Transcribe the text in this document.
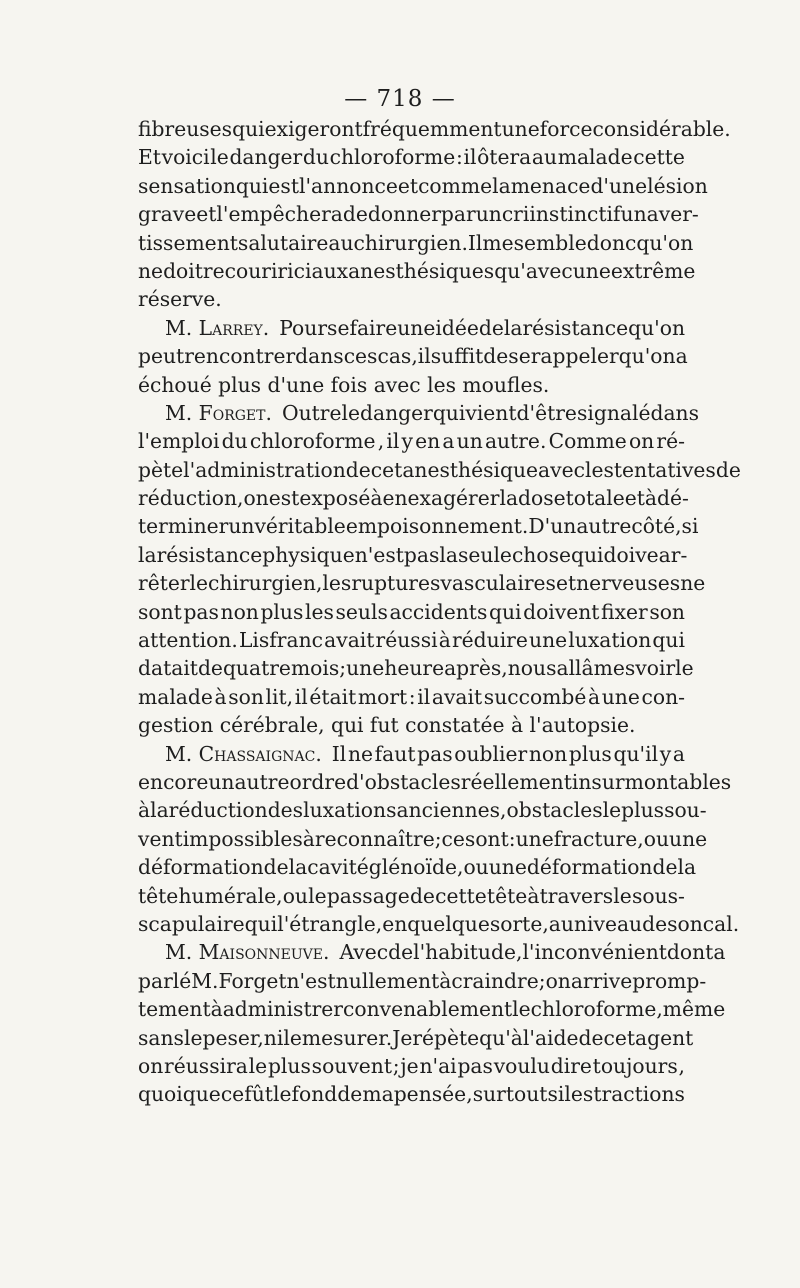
— 718 —
fibreuses qui exigeront fréquemment une force considérable.
Et voici le danger du chloroforme : il ôtera au malade cette
sensation qui est l'annonce et comme la menace d'une lésion
grave et l'empêchera de donner par un cri instinctif un aver-
tissement salutaire au chirurgien. Il me semble donc qu'on
ne doit recourir ici aux anesthésiques qu'avec une extrême
réserve.
M. Larrey. Pour se faire une idée de la résistance qu'on
peut rencontrer dans ces cas , il suffit de se rappeler qu'on a
échoué plus d'une fois avec les moufles.
M. Forget. Outre le danger qui vient d'être signalé dans
l'emploi du chloroforme , il y en a un autre. Comme on ré-
pète l'administration de cet anesthésique avec les tentatives de
réduction, on est exposé à en exagérer la dose totale et à dé-
terminer un véritable empoisonnement. D'un autre côté , si
la résistance physique n'est pas la seule chose qui doive ar-
rêter le chirurgien , les ruptures vasculaires et nerveuses ne
sont pas non plus les seuls accidents qui doivent fixer son
attention. Lisfranc avait réussi à réduire une luxation qui
datait de quatre mois ; une heure après, nous allâmes voir le
malade à son lit, il était mort : il avait succombé à une con-
gestion cérébrale, qui fut constatée à l'autopsie.
M. Chassaignac. Il ne faut pas oublier non plus qu'il y a
encore un autre ordre d'obstacles réellement insurmontables
à la réduction des luxations anciennes , obstacles le plus sou-
vent impossibles à reconnaître ; ce sont : une fracture, ou une
déformation de la cavité glénoïde, ou une déformation de la
tête humérale, ou le passage de cette tête à travers le sous-
scapulaire qui l'étrangle, en quelque sorte, au niveau de son cal.
M. Maisonneuve. Avec de l'habitude , l'inconvénient dont a
parlé M. Forget n'est nullement à craindre ; on arrive promp-
tement à administrer convenablement le chloroforme , même
sans le peser, ni le mesurer. Je répète qu'à l'aide de cet agent
on réussira le plus souvent ; je n'ai pas voulu dire toujours ,
quoique ce fût le fond de ma pensée , surtout si les tractions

- Objective:
Output all of the data exactly as it stands, minus any images.

- Solution for this exercise:
Transcribe the text in this document.
— 718 —
fibreuses qui exigeront fréquemment une force considérable.
Et voici le danger du chloroforme : il ôtera au malade cette
sensation qui est l'annonce et comme la menace d'une lésion
grave et l'empêchera de donner par un cri instinctif un aver-
tissement salutaire au chirurgien. Il me semble donc qu'on
ne doit recourir ici aux anesthésiques qu'avec une extrême
réserve.
M. Larrey. Pour se faire une idée de la résistance qu'on
peut rencontrer dans ces cas , il suffit de se rappeler qu'on a
échoué plus d'une fois avec les moufles.
M. Forget. Outre le danger qui vient d'être signalé dans
l'emploi du chloroforme , il y en a un autre. Comme on ré-
pète l'administration de cet anesthésique avec les tentatives de
réduction, on est exposé à en exagérer la dose totale et à dé-
terminer un véritable empoisonnement. D'un autre côté , si
la résistance physique n'est pas la seule chose qui doive ar-
rêter le chirurgien , les ruptures vasculaires et nerveuses ne
sont pas non plus les seuls accidents qui doivent fixer son
attention. Lisfranc avait réussi à réduire une luxation qui
datait de quatre mois ; une heure après, nous allâmes voir le
malade à son lit, il était mort : il avait succombé à une con-
gestion cérébrale, qui fut constatée à l'autopsie.
M. Chassaignac. Il ne faut pas oublier non plus qu'il y a
encore un autre ordre d'obstacles réellement insurmontables
à la réduction des luxations anciennes , obstacles le plus sou-
vent impossibles à reconnaître ; ce sont : une fracture, ou une
déformation de la cavité glénoïde, ou une déformation de la
tête humérale, ou le passage de cette tête à travers le sous-
scapulaire qui l'étrangle, en quelque sorte, au niveau de son cal.
M. Maisonneuve. Avec de l'habitude , l'inconvénient dont a
parlé M. Forget n'est nullement à craindre ; on arrive promp-
tement à administrer convenablement le chloroforme , même
sans le peser, ni le mesurer. Je répète qu'à l'aide de cet agent
on réussira le plus souvent ; je n'ai pas voulu dire toujours ,
quoique ce fût le fond de ma pensée , surtout si les tractions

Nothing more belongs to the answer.